* Task prompt: Transcribe all the records with complete accuracy.

(Records that describe figures)
------------------------------------------------
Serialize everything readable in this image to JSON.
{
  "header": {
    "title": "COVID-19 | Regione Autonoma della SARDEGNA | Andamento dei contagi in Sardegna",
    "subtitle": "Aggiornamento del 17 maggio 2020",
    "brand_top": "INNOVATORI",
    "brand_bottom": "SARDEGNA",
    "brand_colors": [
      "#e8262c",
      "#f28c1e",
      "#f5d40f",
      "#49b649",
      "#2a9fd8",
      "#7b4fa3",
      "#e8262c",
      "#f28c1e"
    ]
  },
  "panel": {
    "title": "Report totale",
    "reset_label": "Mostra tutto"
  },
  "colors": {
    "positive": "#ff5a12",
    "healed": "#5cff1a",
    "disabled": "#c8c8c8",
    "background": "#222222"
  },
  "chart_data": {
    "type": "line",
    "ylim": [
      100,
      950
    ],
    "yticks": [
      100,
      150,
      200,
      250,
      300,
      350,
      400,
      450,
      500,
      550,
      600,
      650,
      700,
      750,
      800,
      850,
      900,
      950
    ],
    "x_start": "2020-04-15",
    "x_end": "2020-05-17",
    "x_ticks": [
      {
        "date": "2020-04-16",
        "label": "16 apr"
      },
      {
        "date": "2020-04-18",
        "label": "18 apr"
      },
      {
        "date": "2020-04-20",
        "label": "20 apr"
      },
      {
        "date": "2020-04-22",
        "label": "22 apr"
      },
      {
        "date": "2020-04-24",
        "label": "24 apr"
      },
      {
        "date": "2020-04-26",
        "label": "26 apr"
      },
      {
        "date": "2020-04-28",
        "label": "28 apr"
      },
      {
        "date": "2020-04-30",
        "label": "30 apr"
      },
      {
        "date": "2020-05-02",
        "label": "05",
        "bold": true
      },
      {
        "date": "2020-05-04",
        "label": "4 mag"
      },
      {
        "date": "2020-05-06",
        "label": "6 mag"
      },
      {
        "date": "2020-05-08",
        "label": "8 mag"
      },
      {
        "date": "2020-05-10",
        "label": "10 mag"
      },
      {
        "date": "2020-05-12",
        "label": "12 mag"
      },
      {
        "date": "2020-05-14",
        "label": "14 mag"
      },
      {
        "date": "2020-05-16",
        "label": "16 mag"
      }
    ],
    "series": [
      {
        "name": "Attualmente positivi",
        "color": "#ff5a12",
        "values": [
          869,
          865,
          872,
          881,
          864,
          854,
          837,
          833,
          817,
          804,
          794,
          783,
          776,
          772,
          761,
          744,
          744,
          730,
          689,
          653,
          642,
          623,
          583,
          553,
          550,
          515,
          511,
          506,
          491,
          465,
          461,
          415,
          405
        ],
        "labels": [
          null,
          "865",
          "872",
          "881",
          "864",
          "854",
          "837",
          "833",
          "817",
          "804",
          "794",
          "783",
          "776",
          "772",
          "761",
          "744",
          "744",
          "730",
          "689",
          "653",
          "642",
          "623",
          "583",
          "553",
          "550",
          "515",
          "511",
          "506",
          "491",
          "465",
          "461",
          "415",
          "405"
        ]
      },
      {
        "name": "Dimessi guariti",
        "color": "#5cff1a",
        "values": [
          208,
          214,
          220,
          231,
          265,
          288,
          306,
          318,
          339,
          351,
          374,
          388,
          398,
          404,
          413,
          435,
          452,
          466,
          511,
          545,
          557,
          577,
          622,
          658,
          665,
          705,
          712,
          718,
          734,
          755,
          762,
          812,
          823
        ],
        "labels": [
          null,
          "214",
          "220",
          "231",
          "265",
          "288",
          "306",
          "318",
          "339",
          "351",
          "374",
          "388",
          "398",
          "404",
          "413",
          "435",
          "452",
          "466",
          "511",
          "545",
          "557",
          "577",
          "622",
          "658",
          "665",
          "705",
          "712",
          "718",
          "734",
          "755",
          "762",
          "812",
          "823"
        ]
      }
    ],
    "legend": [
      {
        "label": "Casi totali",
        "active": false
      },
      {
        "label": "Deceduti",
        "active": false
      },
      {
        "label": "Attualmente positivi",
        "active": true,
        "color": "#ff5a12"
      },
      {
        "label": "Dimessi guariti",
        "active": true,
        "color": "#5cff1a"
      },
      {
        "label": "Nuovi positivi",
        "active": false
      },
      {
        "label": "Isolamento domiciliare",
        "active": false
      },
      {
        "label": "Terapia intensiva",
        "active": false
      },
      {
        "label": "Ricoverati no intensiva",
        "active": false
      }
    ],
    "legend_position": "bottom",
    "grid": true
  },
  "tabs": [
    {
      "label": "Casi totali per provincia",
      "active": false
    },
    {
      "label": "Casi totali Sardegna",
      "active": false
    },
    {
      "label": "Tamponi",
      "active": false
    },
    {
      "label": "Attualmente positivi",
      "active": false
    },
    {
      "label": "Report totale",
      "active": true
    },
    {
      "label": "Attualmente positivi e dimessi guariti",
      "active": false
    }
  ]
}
------------------------------------------------
* Written answer:
Serialize everything readable in this image to JSON.
{
  "header": {
    "title": "COVID-19 | Regione Autonoma della SARDEGNA | Andamento dei contagi in Sardegna",
    "subtitle": "Aggiornamento del 17 maggio 2020",
    "brand_top": "INNOVATORI",
    "brand_bottom": "SARDEGNA",
    "brand_colors": [
      "#e8262c",
      "#f28c1e",
      "#f5d40f",
      "#49b649",
      "#2a9fd8",
      "#7b4fa3",
      "#e8262c",
      "#f28c1e"
    ]
  },
  "panel": {
    "title": "Report totale",
    "reset_label": "Mostra tutto"
  },
  "colors": {
    "positive": "#ff5a12",
    "healed": "#5cff1a",
    "disabled": "#c8c8c8",
    "background": "#222222"
  },
  "chart_data": {
    "type": "line",
    "ylim": [
      100,
      950
    ],
    "yticks": [
      100,
      150,
      200,
      250,
      300,
      350,
      400,
      450,
      500,
      550,
      600,
      650,
      700,
      750,
      800,
      850,
      900,
      950
    ],
    "x_start": "2020-04-15",
    "x_end": "2020-05-17",
    "x_ticks": [
      {
        "date": "2020-04-16",
        "label": "16 apr"
      },
      {
        "date": "2020-04-18",
        "label": "18 apr"
      },
      {
        "date": "2020-04-20",
        "label": "20 apr"
      },
      {
        "date": "2020-04-22",
        "label": "22 apr"
      },
      {
        "date": "2020-04-24",
        "label": "24 apr"
      },
      {
        "date": "2020-04-26",
        "label": "26 apr"
      },
      {
        "date": "2020-04-28",
        "label": "28 apr"
      },
      {
        "date": "2020-04-30",
        "label": "30 apr"
      },
      {
        "date": "2020-05-02",
        "label": "05",
        "bold": true
      },
      {
        "date": "2020-05-04",
        "label": "4 mag"
      },
      {
        "date": "2020-05-06",
        "label": "6 mag"
      },
      {
        "date": "2020-05-08",
        "label": "8 mag"
      },
      {
        "date": "2020-05-10",
        "label": "10 mag"
      },
      {
        "date": "2020-05-12",
        "label": "12 mag"
      },
      {
        "date": "2020-05-14",
        "label": "14 mag"
      },
      {
        "date": "2020-05-16",
        "label": "16 mag"
      }
    ],
    "series": [
      {
        "name": "Attualmente positivi",
        "color": "#ff5a12",
        "values": [
          869,
          865,
          872,
          881,
          864,
          854,
          837,
          833,
          817,
          804,
          794,
          783,
          776,
          772,
          761,
          744,
          744,
          730,
          689,
          653,
          642,
          623,
          583,
          553,
          550,
          515,
          511,
          506,
          491,
          465,
          461,
          415,
          405
        ],
        "labels": [
          null,
          "865",
          "872",
          "881",
          "864",
          "854",
          "837",
          "833",
          "817",
          "804",
          "794",
          "783",
          "776",
          "772",
          "761",
          "744",
          "744",
          "730",
          "689",
          "653",
          "642",
          "623",
          "583",
          "553",
          "550",
          "515",
          "511",
          "506",
          "491",
          "465",
          "461",
          "415",
          "405"
        ]
      },
      {
        "name": "Dimessi guariti",
        "color": "#5cff1a",
        "values": [
          208,
          214,
          220,
          231,
          265,
          288,
          306,
          318,
          339,
          351,
          374,
          388,
          398,
          404,
          413,
          435,
          452,
          466,
          511,
          545,
          557,
          577,
          622,
          658,
          665,
          705,
          712,
          718,
          734,
          755,
          762,
          812,
          823
        ],
        "labels": [
          null,
          "214",
          "220",
          "231",
          "265",
          "288",
          "306",
          "318",
          "339",
          "351",
          "374",
          "388",
          "398",
          "404",
          "413",
          "435",
          "452",
          "466",
          "511",
          "545",
          "557",
          "577",
          "622",
          "658",
          "665",
          "705",
          "712",
          "718",
          "734",
          "755",
          "762",
          "812",
          "823"
        ]
      }
    ],
    "legend": [
      {
        "label": "Casi totali",
        "active": false
      },
      {
        "label": "Deceduti",
        "active": false
      },
      {
        "label": "Attualmente positivi",
        "active": true,
        "color": "#ff5a12"
      },
      {
        "label": "Dimessi guariti",
        "active": true,
        "color": "#5cff1a"
      },
      {
        "label": "Nuovi positivi",
        "active": false
      },
      {
        "label": "Isolamento domiciliare",
        "active": false
      },
      {
        "label": "Terapia intensiva",
        "active": false
      },
      {
        "label": "Ricoverati no intensiva",
        "active": false
      }
    ],
    "legend_position": "bottom",
    "grid": true
  },
  "tabs": [
    {
      "label": "Casi totali per provincia",
      "active": false
    },
    {
      "label": "Casi totali Sardegna",
      "active": false
    },
    {
      "label": "Tamponi",
      "active": false
    },
    {
      "label": "Attualmente positivi",
      "active": false
    },
    {
      "label": "Report totale",
      "active": true
    },
    {
      "label": "Attualmente positivi e dimessi guariti",
      "active": false
    }
  ]
}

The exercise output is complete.